[Data entries for graphics]
[Begin]
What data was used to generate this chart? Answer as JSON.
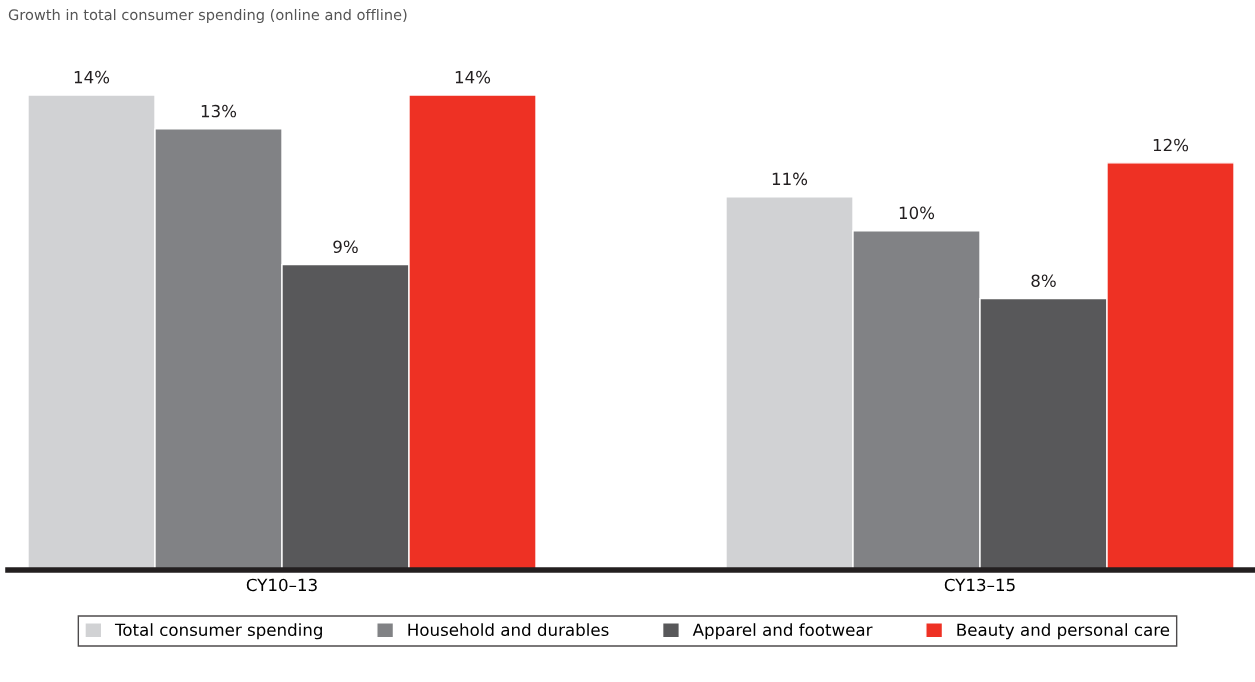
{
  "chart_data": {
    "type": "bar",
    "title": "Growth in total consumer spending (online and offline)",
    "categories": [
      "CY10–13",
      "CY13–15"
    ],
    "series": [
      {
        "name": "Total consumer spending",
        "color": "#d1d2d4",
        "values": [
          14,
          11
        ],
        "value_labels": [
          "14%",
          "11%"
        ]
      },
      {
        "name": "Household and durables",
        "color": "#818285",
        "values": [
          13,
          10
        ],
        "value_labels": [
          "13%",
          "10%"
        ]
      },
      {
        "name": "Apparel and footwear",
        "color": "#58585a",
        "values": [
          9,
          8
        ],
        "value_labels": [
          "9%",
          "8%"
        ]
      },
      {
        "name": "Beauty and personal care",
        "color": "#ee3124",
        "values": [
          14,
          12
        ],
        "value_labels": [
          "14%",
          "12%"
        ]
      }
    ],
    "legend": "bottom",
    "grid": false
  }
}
[End]
[Begin]
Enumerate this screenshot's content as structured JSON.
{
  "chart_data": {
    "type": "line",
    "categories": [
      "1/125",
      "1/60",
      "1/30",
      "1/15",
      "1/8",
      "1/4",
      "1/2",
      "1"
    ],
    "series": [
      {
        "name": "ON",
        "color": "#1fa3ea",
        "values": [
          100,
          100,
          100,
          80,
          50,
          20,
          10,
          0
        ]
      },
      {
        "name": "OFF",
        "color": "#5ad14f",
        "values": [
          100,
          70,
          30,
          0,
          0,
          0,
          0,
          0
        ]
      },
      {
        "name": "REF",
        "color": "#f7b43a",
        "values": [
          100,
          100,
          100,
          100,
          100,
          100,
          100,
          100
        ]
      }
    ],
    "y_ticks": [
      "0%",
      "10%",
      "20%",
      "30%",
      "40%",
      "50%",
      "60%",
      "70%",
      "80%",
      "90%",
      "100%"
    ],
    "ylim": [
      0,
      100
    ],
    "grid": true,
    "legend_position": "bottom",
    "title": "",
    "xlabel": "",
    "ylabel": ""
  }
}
[End]
▸ THE PROBLEM
Your task is to list each line of the records with the word "JSON".

▸ OUTPUT FOR THIS EXERCISE
What data was used to generate this chart? Answer as JSON.
Enumerate this screenshot's content as structured JSON.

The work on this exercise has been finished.